### Exercise description
Extract all lines in the data that contain the word "JSON".

Collected data entries
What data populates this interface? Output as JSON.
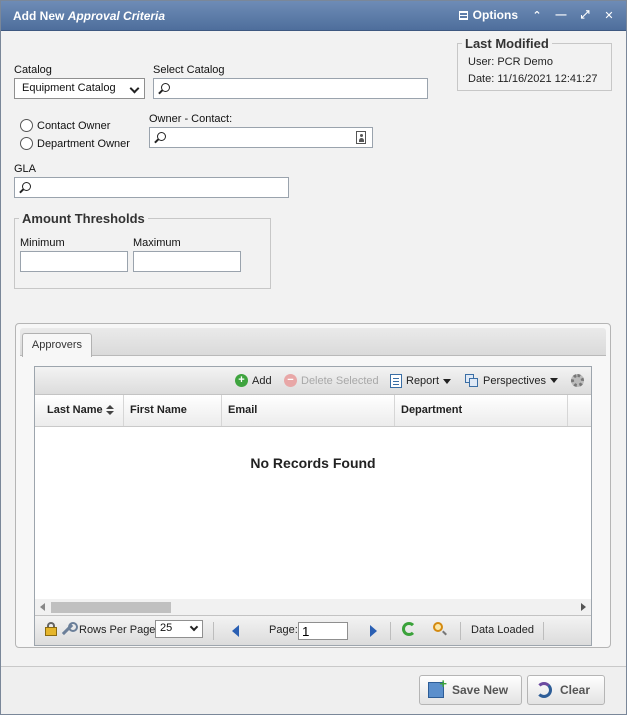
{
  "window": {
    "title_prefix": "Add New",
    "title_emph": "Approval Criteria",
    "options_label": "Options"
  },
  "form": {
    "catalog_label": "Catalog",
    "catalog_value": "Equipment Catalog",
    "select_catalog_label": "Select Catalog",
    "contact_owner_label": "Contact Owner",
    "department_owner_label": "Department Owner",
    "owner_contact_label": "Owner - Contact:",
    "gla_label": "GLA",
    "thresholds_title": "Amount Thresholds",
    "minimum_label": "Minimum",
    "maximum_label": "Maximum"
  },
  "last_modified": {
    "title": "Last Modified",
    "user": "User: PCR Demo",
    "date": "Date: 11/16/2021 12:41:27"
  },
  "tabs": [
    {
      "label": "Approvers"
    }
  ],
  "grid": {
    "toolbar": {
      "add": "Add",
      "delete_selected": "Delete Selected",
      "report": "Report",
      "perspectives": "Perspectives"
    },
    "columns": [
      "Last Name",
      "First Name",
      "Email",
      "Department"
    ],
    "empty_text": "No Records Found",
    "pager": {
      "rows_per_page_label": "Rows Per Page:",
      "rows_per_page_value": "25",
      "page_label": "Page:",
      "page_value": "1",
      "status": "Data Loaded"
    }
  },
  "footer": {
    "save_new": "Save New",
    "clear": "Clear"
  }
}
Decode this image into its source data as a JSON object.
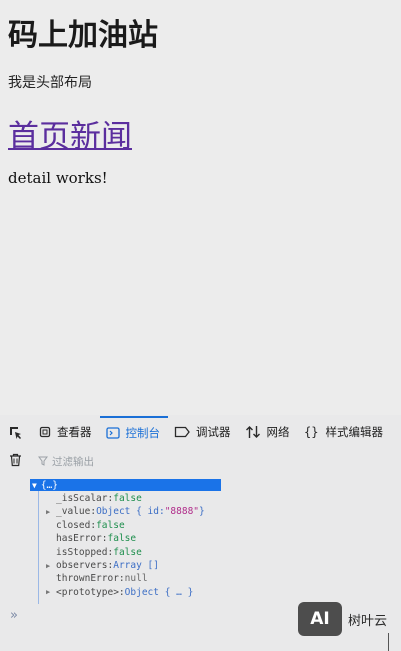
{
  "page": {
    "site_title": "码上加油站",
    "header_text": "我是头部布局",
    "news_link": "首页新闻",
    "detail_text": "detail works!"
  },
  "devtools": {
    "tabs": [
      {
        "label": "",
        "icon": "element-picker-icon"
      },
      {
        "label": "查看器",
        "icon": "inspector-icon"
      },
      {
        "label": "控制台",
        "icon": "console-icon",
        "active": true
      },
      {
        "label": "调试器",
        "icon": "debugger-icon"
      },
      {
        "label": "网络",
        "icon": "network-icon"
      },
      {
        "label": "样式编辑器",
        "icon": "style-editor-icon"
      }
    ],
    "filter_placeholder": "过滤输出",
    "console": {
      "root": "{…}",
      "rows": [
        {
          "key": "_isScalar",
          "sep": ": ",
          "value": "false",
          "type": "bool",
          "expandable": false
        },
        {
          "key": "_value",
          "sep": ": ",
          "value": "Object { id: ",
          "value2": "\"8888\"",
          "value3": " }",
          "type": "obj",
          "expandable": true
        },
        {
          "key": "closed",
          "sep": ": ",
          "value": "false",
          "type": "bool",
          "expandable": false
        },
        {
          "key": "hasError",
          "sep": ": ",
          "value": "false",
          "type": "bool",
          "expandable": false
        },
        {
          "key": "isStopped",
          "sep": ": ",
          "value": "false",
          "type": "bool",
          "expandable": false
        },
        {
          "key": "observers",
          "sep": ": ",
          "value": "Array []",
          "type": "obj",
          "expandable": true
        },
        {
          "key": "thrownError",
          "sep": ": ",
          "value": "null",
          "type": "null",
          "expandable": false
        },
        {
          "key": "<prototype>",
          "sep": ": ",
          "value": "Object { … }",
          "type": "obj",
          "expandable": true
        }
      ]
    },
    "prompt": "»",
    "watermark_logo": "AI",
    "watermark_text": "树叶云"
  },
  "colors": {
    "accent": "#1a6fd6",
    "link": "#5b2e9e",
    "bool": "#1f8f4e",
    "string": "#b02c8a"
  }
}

* * *

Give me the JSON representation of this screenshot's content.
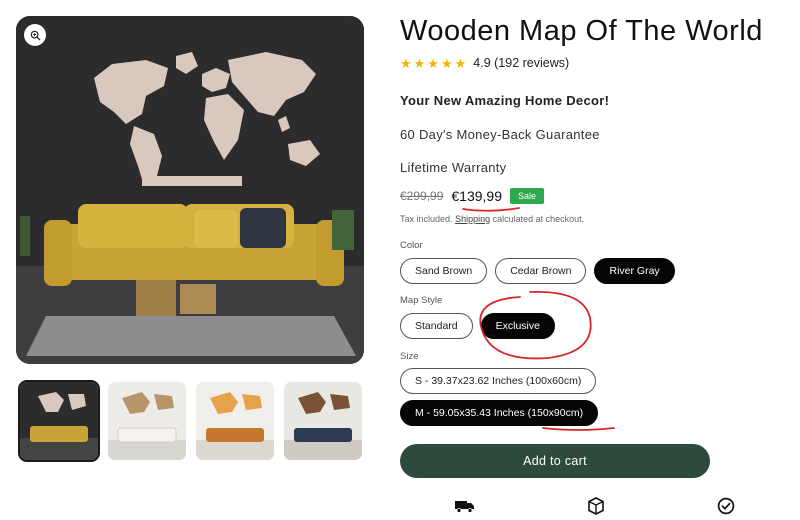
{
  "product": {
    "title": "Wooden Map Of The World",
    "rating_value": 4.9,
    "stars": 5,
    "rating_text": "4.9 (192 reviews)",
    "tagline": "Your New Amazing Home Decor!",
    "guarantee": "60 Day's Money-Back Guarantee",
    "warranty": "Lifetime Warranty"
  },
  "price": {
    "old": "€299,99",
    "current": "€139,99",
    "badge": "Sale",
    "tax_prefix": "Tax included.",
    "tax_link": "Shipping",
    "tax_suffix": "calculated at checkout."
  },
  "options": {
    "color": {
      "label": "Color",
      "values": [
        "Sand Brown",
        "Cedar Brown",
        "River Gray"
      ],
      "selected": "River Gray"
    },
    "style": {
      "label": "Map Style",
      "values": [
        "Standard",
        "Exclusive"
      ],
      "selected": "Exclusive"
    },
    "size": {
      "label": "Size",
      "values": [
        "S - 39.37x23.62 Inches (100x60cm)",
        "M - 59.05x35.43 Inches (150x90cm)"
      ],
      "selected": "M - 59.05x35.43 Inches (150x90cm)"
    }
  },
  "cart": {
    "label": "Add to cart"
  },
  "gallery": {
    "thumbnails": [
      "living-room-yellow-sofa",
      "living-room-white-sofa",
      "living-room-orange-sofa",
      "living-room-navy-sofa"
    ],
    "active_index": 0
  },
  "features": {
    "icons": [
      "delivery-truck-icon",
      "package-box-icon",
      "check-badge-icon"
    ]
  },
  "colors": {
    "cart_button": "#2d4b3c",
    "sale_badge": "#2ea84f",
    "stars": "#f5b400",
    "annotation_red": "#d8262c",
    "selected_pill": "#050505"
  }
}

### The answer
What data populates this interface? Output as JSON.
Decode this image into its source data as a JSON object.
Give me the JSON representation of this screenshot's content.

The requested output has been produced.